***** Selected passage *****
# Hobie Turbo fins



## krhyde1066 (Jan 12, 2011)

Hi Guys,
I am looking to replace the fins on with Hobie Outback, with turbo fins. I have a 2006 model.

Is there a certain kind of turbo fin that I have to buy? Or are the Turbo fins good for all year models?

Thanks for your help

Yours Sincerely

Karl Hyde :thumbsup:


----------



## Ardiemus (Oct 12, 2010)

Should be the same regardless of the year. Just make sure if you have ST fins to get ST vs regular Turbos.


----------



## Chumbucket (Apr 23, 2009)

A 2006 should have the V1 drive and I think I remember reading V1 drives can't handle turbo fins and you would have to upgrade several parts to the V2 level. I may be wrong though.


----------



## krhyde1066 (Jan 12, 2011)

Two questions then guys..
1. How do I know if I have ST fins?

2. How do I know if the v1 drive can be used or not? and what parts may I have to change?

Thanks again, Karl


----------



## FLSalomon (Oct 3, 2007)

There are 3 types of Mirage fins - standard, ST and ST Turbo. The standard fin comes with the kayak as standard. The ST fin is the same length as the standard fin but is similar in appearance / construction to the ST Turbo. According to Hobie, you get 10% more speed with the same effort as the standard fin. The ST Turbo fin is longer and requires more effort but gives even more speed. 

I have a 2007 Revo (cam locks for the drive) and have the ST fins. Works great. Sailing rudder is a good upgrade as well. 

See page 7 of the linked document - 2013 Hobie catalog
http://cdn.hobiecat.com/digital_ass...ishing-pa-catalog-international_rev130424.pdf


----------



## markbxr400 (Jul 23, 2013)

I swapped my neighbors V1 to ST Turbos, V1's use a set screw to hold the masts in instead of threads. Dealer sold me the threaded masts and said the set screws would work with these masts. They did for about 30 minutes, long enough to get her 2 miles out, then they fell out and she had to paddle back. I went ahead and replaced the sprocket assemblies which then give the threaded inserts. Should have done this up front. You need the ST turbo fins, the longer masts, and the sprockets. Total cost about $130 if I remember correctly. The speed and distance advantage make them well worth it.


----------



## JD7.62 (Feb 13, 2008)

You can buy v1 turbo fin masts and fins, however with upgrading your drive I would advise against it. The cables on the V1 drives around the v1 drum cause a "pinch" in the cable. The extra force caused by the turbo fins WILL cause the cable to break. Each v1 chain assembly is $55 if I remember correctly.
***** Extracted entries *****
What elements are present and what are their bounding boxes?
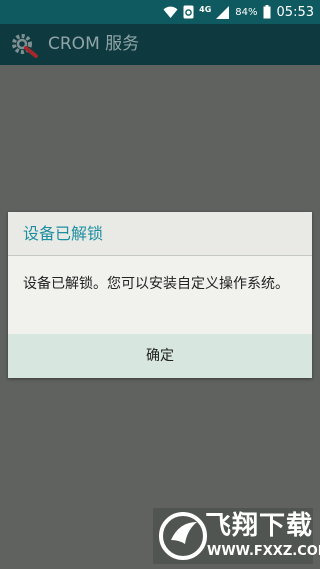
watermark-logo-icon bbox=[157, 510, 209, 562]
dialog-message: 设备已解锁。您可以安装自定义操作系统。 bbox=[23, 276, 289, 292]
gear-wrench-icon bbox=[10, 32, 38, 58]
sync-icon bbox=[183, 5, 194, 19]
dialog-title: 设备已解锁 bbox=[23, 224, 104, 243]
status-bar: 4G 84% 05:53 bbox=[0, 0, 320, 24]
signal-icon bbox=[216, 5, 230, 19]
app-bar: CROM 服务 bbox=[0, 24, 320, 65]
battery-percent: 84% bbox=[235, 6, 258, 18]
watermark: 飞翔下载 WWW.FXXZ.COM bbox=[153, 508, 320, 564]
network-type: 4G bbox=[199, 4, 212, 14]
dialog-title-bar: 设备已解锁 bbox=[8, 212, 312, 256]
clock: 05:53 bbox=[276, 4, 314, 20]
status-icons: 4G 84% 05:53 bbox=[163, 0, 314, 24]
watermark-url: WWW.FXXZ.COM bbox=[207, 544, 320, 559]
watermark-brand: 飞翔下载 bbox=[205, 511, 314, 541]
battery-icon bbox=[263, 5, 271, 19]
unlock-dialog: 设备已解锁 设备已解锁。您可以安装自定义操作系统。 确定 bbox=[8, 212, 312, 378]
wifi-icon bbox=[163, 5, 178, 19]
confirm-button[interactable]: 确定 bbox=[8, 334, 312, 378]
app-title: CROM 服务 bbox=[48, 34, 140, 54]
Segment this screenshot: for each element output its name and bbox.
*****
◆ **Task objective**:
Answer the following questions using the Hobie Turbo fins thread.
(a) What are the three types of Mirage fins named in the thread?
(b) What do V1 drives use to hold the masts in instead of threads?
(c) According to JD7.62, what will the extra force caused by the turbo fins do on V1 drives?

◆ **Task response**:
(a) Standard, ST, and ST Turbo.
(b) A set screw.
(c) It will cause the cable to break.